⟨

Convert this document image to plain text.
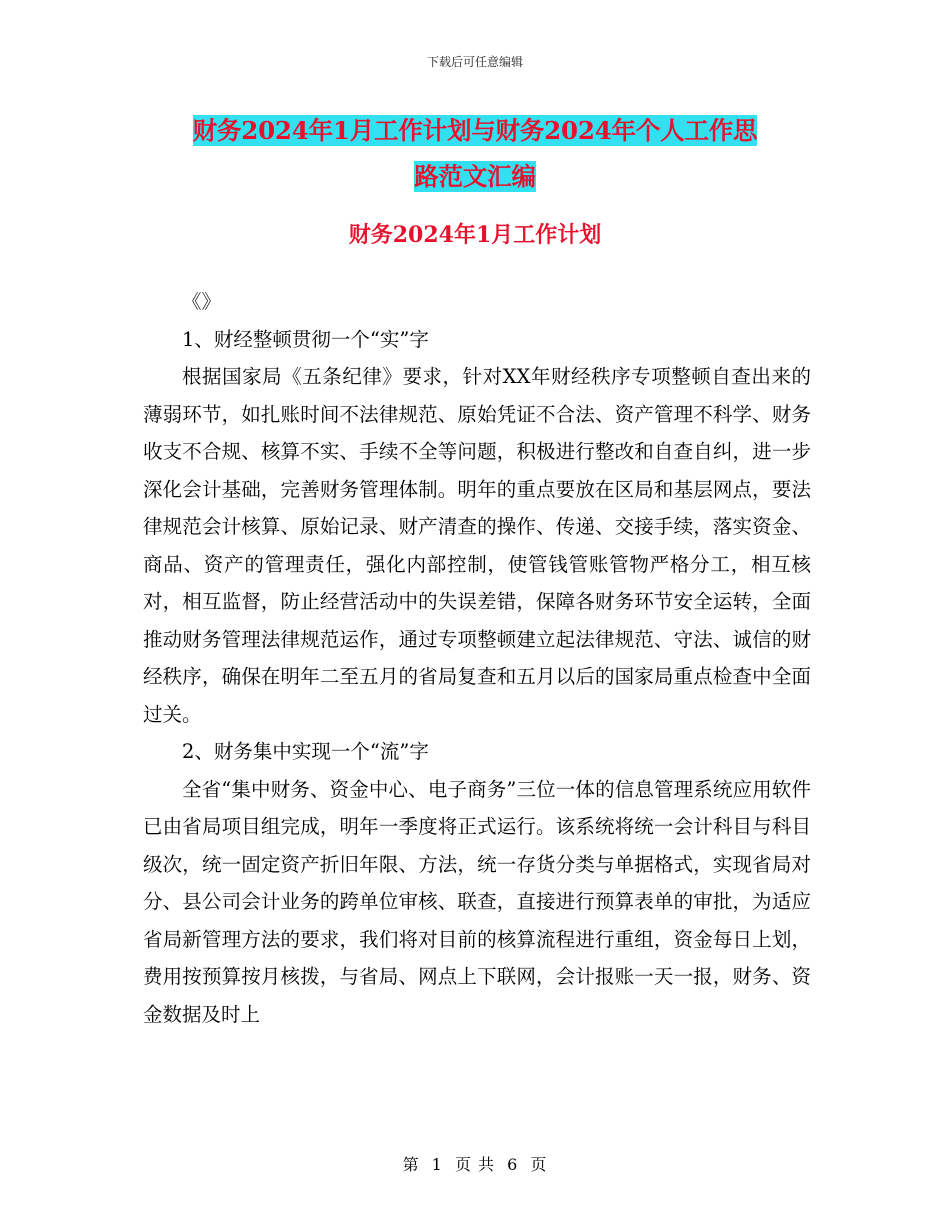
下载后可任意编辑
财务2024年1月工作计划与财务2024年个人工作思
路范文汇编
财务2024年1月工作计划

《》

1、财经整顿贯彻一个“实”字

根据国家局《五条纪律》要求，针对XX年财经秩序专项整顿自查出来的薄弱环节，如扎账时间不法律规范、原始凭证不合法、资产管理不科学、财务收支不合规、核算不实、手续不全等问题，积极进行整改和自查自纠，进一步深化会计基础，完善财务管理体制。明年的重点要放在区局和基层网点，要法律规范会计核算、原始记录、财产清查的操作、传递、交接手续，落实资金、商品、资产的管理责任，强化内部控制，使管钱管账管物严格分工，相互核对，相互监督，防止经营活动中的失误差错，保障各财务环节安全运转，全面推动财务管理法律规范运作，通过专项整顿建立起法律规范、守法、诚信的财经秩序，确保在明年二至五月的省局复查和五月以后的国家局重点检查中全面过关。

2、财务集中实现一个“流”字

全省“集中财务、资金中心、电子商务”三位一体的信息管理系统应用软件已由省局项目组完成，明年一季度将正式运行。该系统将统一会计科目与科目级次，统一固定资产折旧年限、方法，统一存货分类与单据格式，实现省局对分、县公司会计业务的跨单位审核、联查，直接进行预算表单的审批，为适应省局新管理方法的要求，我们将对目前的核算流程进行重组，资金每日上划，费用按预算按月核拨，与省局、网点上下联网，会计报账一天一报，财务、资金数据及时上

第 1 页 共 6 页
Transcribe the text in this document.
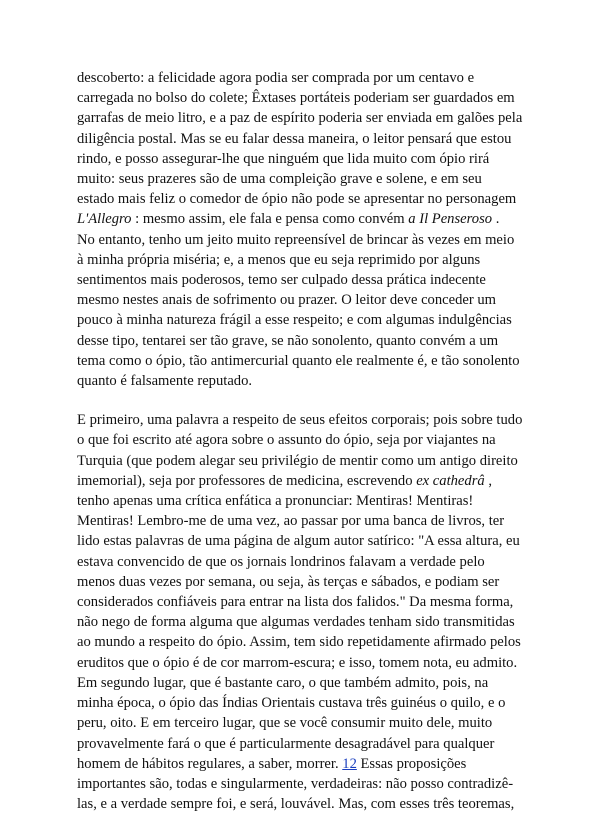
descoberto: a felicidade agora podia ser comprada por um centavo e
carregada no bolso do colete; Êxtases portáteis poderiam ser guardados em
garrafas de meio litro, e a paz de espírito poderia ser enviada em galões pela
diligência postal. Mas se eu falar dessa maneira, o leitor pensará que estou
rindo, e posso assegurar-lhe que ninguém que lida muito com ópio rirá
muito: seus prazeres são de uma compleição grave e solene, e em seu
estado mais feliz o comedor de ópio não pode se apresentar no personagem
L'Allegro : mesmo assim, ele fala e pensa como convém a Il Penseroso .
No entanto, tenho um jeito muito repreensível de brincar às vezes em meio
à minha própria miséria; e, a menos que eu seja reprimido por alguns
sentimentos mais poderosos, temo ser culpado dessa prática indecente
mesmo nestes anais de sofrimento ou prazer. O leitor deve conceder um
pouco à minha natureza frágil a esse respeito; e com algumas indulgências
desse tipo, tentarei ser tão grave, se não sonolento, quanto convém a um
tema como o ópio, tão antimercurial quanto ele realmente é, e tão sonolento
quanto é falsamente reputado.
E primeiro, uma palavra a respeito de seus efeitos corporais; pois sobre tudo
o que foi escrito até agora sobre o assunto do ópio, seja por viajantes na
Turquia (que podem alegar seu privilégio de mentir como um antigo direito
imemorial), seja por professores de medicina, escrevendo ex cathedrâ ,
tenho apenas uma crítica enfática a pronunciar: Mentiras! Mentiras!
Mentiras! Lembro-me de uma vez, ao passar por uma banca de livros, ter
lido estas palavras de uma página de algum autor satírico: "A essa altura, eu
estava convencido de que os jornais londrinos falavam a verdade pelo
menos duas vezes por semana, ou seja, às terças e sábados, e podiam ser
considerados confiáveis para entrar na lista dos falidos." Da mesma forma,
não nego de forma alguma que algumas verdades tenham sido transmitidas
ao mundo a respeito do ópio. Assim, tem sido repetidamente afirmado pelos
eruditos que o ópio é de cor marrom-escura; e isso, tomem nota, eu admito.
Em segundo lugar, que é bastante caro, o que também admito, pois, na
minha época, o ópio das Índias Orientais custava três guinéus o quilo, e o
peru, oito. E em terceiro lugar, que se você consumir muito dele, muito
provavelmente fará o que é particularmente desagradável para qualquer
homem de hábitos regulares, a saber, morrer. 12 Essas proposições
importantes são, todas e singularmente, verdadeiras: não posso contradizê-
las, e a verdade sempre foi, e será, louvável. Mas, com esses três teoremas,
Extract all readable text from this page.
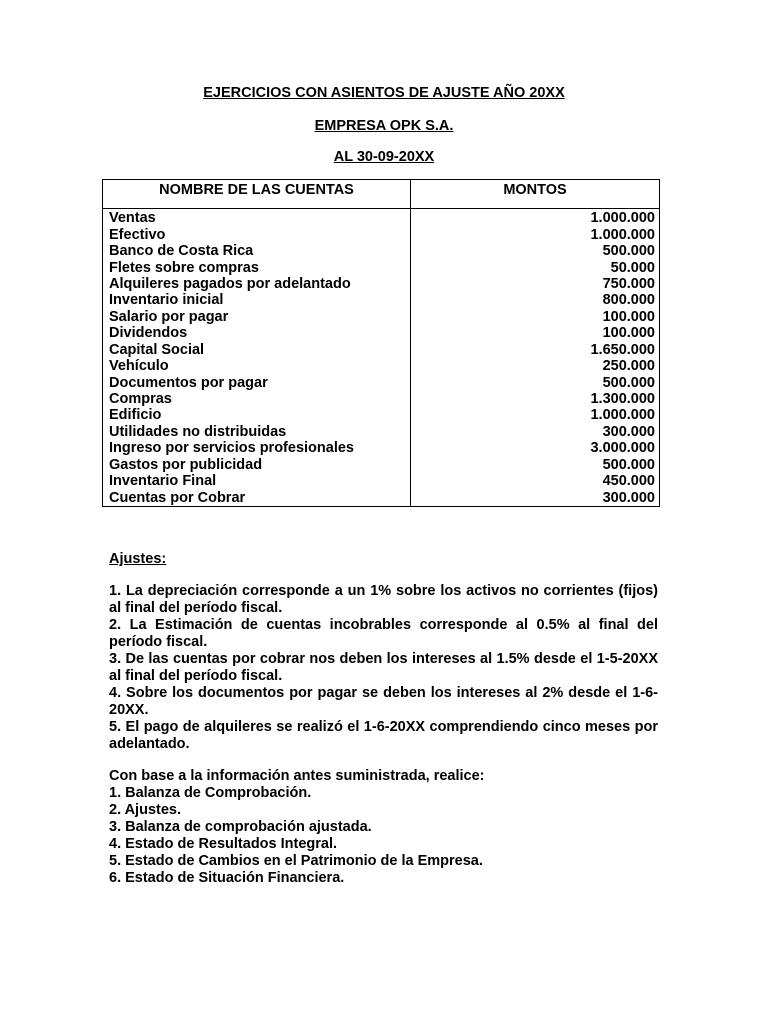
EJERCICIOS CON ASIENTOS DE AJUSTE AÑO 20XX
EMPRESA OPK S.A.
AL 30-09-20XX
NOMBRE DE LAS CUENTAS	MONTOS
Ventas	1.000.000
Efectivo	1.000.000
Banco de Costa Rica	500.000
Fletes sobre compras	50.000
Alquileres pagados por adelantado	750.000
Inventario inicial	800.000
Salario por pagar	100.000
Dividendos	100.000
Capital Social	1.650.000
Vehículo	250.000
Documentos por pagar	500.000
Compras	1.300.000
Edificio	1.000.000
Utilidades no distribuidas	300.000
Ingreso por servicios profesionales	3.000.000
Gastos por publicidad	500.000
Inventario Final	450.000
Cuentas por Cobrar	300.000
Ajustes:

1. La depreciación corresponde a un 1% sobre los activos no corrientes (fijos) al final del período fiscal.

2. La Estimación de cuentas incobrables corresponde al 0.5% al final del período fiscal.

3. De las cuentas por cobrar nos deben los intereses al 1.5% desde el 1-5-20XX al final del período fiscal.

4. Sobre los documentos por pagar se deben los intereses al 2% desde el 1-6-20XX.

5. El pago de alquileres se realizó el 1-6-20XX comprendiendo cinco meses por adelantado.

Con base a la información antes suministrada, realice:

1. Balanza de Comprobación.

2. Ajustes.

3. Balanza de comprobación ajustada.

4. Estado de Resultados Integral.

5. Estado de Cambios en el Patrimonio de la Empresa.

6. Estado de Situación Financiera.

⟩

→ Instructions for the task
Could you repeat all of the material exactly? Pictures should not be copied.

→ Task output
Convert this document image to plain text.
下载后可任意编辑
财务2024年1月工作计划与财务2024年个人工作思
路范文汇编
财务2024年1月工作计划

《》

1、财经整顿贯彻一个“实”字

根据国家局《五条纪律》要求，针对XX年财经秩序专项整顿自查出来的薄弱环节，如扎账时间不法律规范、原始凭证不合法、资产管理不科学、财务收支不合规、核算不实、手续不全等问题，积极进行整改和自查自纠，进一步深化会计基础，完善财务管理体制。明年的重点要放在区局和基层网点，要法律规范会计核算、原始记录、财产清查的操作、传递、交接手续，落实资金、商品、资产的管理责任，强化内部控制，使管钱管账管物严格分工，相互核对，相互监督，防止经营活动中的失误差错，保障各财务环节安全运转，全面推动财务管理法律规范运作，通过专项整顿建立起法律规范、守法、诚信的财经秩序，确保在明年二至五月的省局复查和五月以后的国家局重点检查中全面过关。

2、财务集中实现一个“流”字

全省“集中财务、资金中心、电子商务”三位一体的信息管理系统应用软件已由省局项目组完成，明年一季度将正式运行。该系统将统一会计科目与科目级次，统一固定资产折旧年限、方法，统一存货分类与单据格式，实现省局对分、县公司会计业务的跨单位审核、联查，直接进行预算表单的审批，为适应省局新管理方法的要求，我们将对目前的核算流程进行重组，资金每日上划，费用按预算按月核拨，与省局、网点上下联网，会计报账一天一报，财务、资金数据及时上

第 1 页 共 6 页
Transcribe the text in this document.
descoberto: a felicidade agora podia ser comprada por um centavo e
carregada no bolso do colete; Êxtases portáteis poderiam ser guardados em
garrafas de meio litro, e a paz de espírito poderia ser enviada em galões pela
diligência postal. Mas se eu falar dessa maneira, o leitor pensará que estou
rindo, e posso assegurar-lhe que ninguém que lida muito com ópio rirá
muito: seus prazeres são de uma compleição grave e solene, e em seu
estado mais feliz o comedor de ópio não pode se apresentar no personagem
L'Allegro : mesmo assim, ele fala e pensa como convém a Il Penseroso .
No entanto, tenho um jeito muito repreensível de brincar às vezes em meio
à minha própria miséria; e, a menos que eu seja reprimido por alguns
sentimentos mais poderosos, temo ser culpado dessa prática indecente
mesmo nestes anais de sofrimento ou prazer. O leitor deve conceder um
pouco à minha natureza frágil a esse respeito; e com algumas indulgências
desse tipo, tentarei ser tão grave, se não sonolento, quanto convém a um
tema como o ópio, tão antimercurial quanto ele realmente é, e tão sonolento
quanto é falsamente reputado.
E primeiro, uma palavra a respeito de seus efeitos corporais; pois sobre tudo
o que foi escrito até agora sobre o assunto do ópio, seja por viajantes na
Turquia (que podem alegar seu privilégio de mentir como um antigo direito
imemorial), seja por professores de medicina, escrevendo ex cathedrâ ,
tenho apenas uma crítica enfática a pronunciar: Mentiras! Mentiras!
Mentiras! Lembro-me de uma vez, ao passar por uma banca de livros, ter
lido estas palavras de uma página de algum autor satírico: "A essa altura, eu
estava convencido de que os jornais londrinos falavam a verdade pelo
menos duas vezes por semana, ou seja, às terças e sábados, e podiam ser
considerados confiáveis para entrar na lista dos falidos." Da mesma forma,
não nego de forma alguma que algumas verdades tenham sido transmitidas
ao mundo a respeito do ópio. Assim, tem sido repetidamente afirmado pelos
eruditos que o ópio é de cor marrom-escura; e isso, tomem nota, eu admito.
Em segundo lugar, que é bastante caro, o que também admito, pois, na
minha época, o ópio das Índias Orientais custava três guinéus o quilo, e o
peru, oito. E em terceiro lugar, que se você consumir muito dele, muito
provavelmente fará o que é particularmente desagradável para qualquer
homem de hábitos regulares, a saber, morrer. 12 Essas proposições
importantes são, todas e singularmente, verdadeiras: não posso contradizê-
las, e a verdade sempre foi, e será, louvável. Mas, com esses três teoremas,
Extract all readable text from this page.
EJERCICIOS CON ASIENTOS DE AJUSTE AÑO 20XX
EMPRESA OPK S.A.
AL 30-09-20XX
NOMBRE DE LAS CUENTAS	MONTOS
Ventas	1.000.000
Efectivo	1.000.000
Banco de Costa Rica	500.000
Fletes sobre compras	50.000
Alquileres pagados por adelantado	750.000
Inventario inicial	800.000
Salario por pagar	100.000
Dividendos	100.000
Capital Social	1.650.000
Vehículo	250.000
Documentos por pagar	500.000
Compras	1.300.000
Edificio	1.000.000
Utilidades no distribuidas	300.000
Ingreso por servicios profesionales	3.000.000
Gastos por publicidad	500.000
Inventario Final	450.000
Cuentas por Cobrar	300.000
Ajustes:

1. La depreciación corresponde a un 1% sobre los activos no corrientes (fijos) al final del período fiscal.

2. La Estimación de cuentas incobrables corresponde al 0.5% al final del período fiscal.

3. De las cuentas por cobrar nos deben los intereses al 1.5% desde el 1-5-20XX al final del período fiscal.

4. Sobre los documentos por pagar se deben los intereses al 2% desde el 1-6-20XX.

5. El pago de alquileres se realizó el 1-6-20XX comprendiendo cinco meses por adelantado.

Con base a la información antes suministrada, realice:

1. Balanza de Comprobación.

2. Ajustes.

3. Balanza de comprobación ajustada.

4. Estado de Resultados Integral.

5. Estado de Cambios en el Patrimonio de la Empresa.

6. Estado de Situación Financiera.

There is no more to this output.